◆ Given task:
Below is a listing; copy all of it exactly.

◆ Information provided:
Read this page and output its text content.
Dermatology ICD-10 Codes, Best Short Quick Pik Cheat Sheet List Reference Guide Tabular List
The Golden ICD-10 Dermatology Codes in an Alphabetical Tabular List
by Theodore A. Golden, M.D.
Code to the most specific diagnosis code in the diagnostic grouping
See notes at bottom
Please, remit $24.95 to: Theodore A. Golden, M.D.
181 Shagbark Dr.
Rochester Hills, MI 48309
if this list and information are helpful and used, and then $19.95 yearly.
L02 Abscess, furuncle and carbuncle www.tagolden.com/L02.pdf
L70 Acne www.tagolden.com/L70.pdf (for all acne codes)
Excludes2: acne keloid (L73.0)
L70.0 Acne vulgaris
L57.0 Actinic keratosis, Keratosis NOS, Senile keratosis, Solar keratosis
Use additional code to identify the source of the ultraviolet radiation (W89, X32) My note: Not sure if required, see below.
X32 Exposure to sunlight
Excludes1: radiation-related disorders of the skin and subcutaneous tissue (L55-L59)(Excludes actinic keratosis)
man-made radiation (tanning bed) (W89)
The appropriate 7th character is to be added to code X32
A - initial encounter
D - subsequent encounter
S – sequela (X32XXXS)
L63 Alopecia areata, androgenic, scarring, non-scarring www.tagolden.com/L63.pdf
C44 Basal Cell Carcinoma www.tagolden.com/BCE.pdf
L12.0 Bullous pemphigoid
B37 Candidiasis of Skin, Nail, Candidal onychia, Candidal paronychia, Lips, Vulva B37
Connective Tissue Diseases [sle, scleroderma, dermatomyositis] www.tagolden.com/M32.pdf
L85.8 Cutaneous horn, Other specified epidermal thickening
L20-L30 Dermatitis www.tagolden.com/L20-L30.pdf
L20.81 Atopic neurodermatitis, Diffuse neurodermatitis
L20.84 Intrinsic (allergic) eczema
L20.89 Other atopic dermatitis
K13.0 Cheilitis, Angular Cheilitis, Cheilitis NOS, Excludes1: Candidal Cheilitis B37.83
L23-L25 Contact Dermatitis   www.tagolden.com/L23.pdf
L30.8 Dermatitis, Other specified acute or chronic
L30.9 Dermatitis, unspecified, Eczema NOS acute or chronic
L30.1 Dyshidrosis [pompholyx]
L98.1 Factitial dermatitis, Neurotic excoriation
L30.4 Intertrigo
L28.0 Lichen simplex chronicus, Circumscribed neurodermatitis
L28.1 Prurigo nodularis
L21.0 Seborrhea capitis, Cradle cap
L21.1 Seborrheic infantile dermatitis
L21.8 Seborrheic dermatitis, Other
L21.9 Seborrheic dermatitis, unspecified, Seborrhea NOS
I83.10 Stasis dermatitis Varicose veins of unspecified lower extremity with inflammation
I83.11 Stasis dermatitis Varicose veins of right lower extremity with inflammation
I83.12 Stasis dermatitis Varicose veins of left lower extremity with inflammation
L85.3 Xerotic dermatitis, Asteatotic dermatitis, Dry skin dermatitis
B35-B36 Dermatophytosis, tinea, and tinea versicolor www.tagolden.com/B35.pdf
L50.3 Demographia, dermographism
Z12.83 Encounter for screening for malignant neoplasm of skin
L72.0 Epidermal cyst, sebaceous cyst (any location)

◆ The solution:
Read this page and output its text content.
Dermatology ICD-10 Codes, Best Short Quick Pik Cheat Sheet List Reference Guide Tabular List
The Golden ICD-10 Dermatology Codes in an Alphabetical Tabular List
by Theodore A. Golden, M.D.
Code to the most specific diagnosis code in the diagnostic grouping
See notes at bottom
Please, remit $24.95 to: Theodore A. Golden, M.D.
181 Shagbark Dr.
Rochester Hills, MI 48309
if this list and information are helpful and used, and then $19.95 yearly.
L02 Abscess, furuncle and carbuncle www.tagolden.com/L02.pdf
L70 Acne www.tagolden.com/L70.pdf (for all acne codes)
Excludes2: acne keloid (L73.0)
L70.0 Acne vulgaris
L57.0 Actinic keratosis, Keratosis NOS, Senile keratosis, Solar keratosis
Use additional code to identify the source of the ultraviolet radiation (W89, X32) My note: Not sure if required, see below.
X32 Exposure to sunlight
Excludes1: radiation-related disorders of the skin and subcutaneous tissue (L55-L59)(Excludes actinic keratosis)
man-made radiation (tanning bed) (W89)
The appropriate 7th character is to be added to code X32
A - initial encounter
D - subsequent encounter
S – sequela (X32XXXS)
L63 Alopecia areata, androgenic, scarring, non-scarring www.tagolden.com/L63.pdf
C44 Basal Cell Carcinoma www.tagolden.com/BCE.pdf
L12.0 Bullous pemphigoid
B37 Candidiasis of Skin, Nail, Candidal onychia, Candidal paronychia, Lips, Vulva B37
Connective Tissue Diseases [sle, scleroderma, dermatomyositis] www.tagolden.com/M32.pdf
L85.8 Cutaneous horn, Other specified epidermal thickening
L20-L30 Dermatitis www.tagolden.com/L20-L30.pdf
L20.81 Atopic neurodermatitis, Diffuse neurodermatitis
L20.84 Intrinsic (allergic) eczema
L20.89 Other atopic dermatitis
K13.0 Cheilitis, Angular Cheilitis, Cheilitis NOS, Excludes1: Candidal Cheilitis B37.83
L23-L25 Contact Dermatitis   www.tagolden.com/L23.pdf
L30.8 Dermatitis, Other specified acute or chronic
L30.9 Dermatitis, unspecified, Eczema NOS acute or chronic
L30.1 Dyshidrosis [pompholyx]
L98.1 Factitial dermatitis, Neurotic excoriation
L30.4 Intertrigo
L28.0 Lichen simplex chronicus, Circumscribed neurodermatitis
L28.1 Prurigo nodularis
L21.0 Seborrhea capitis, Cradle cap
L21.1 Seborrheic infantile dermatitis
L21.8 Seborrheic dermatitis, Other
L21.9 Seborrheic dermatitis, unspecified, Seborrhea NOS
I83.10 Stasis dermatitis Varicose veins of unspecified lower extremity with inflammation
I83.11 Stasis dermatitis Varicose veins of right lower extremity with inflammation
I83.12 Stasis dermatitis Varicose veins of left lower extremity with inflammation
L85.3 Xerotic dermatitis, Asteatotic dermatitis, Dry skin dermatitis
B35-B36 Dermatophytosis, tinea, and tinea versicolor www.tagolden.com/B35.pdf
L50.3 Demographia, dermographism
Z12.83 Encounter for screening for malignant neoplasm of skin
L72.0 Epidermal cyst, sebaceous cyst (any location)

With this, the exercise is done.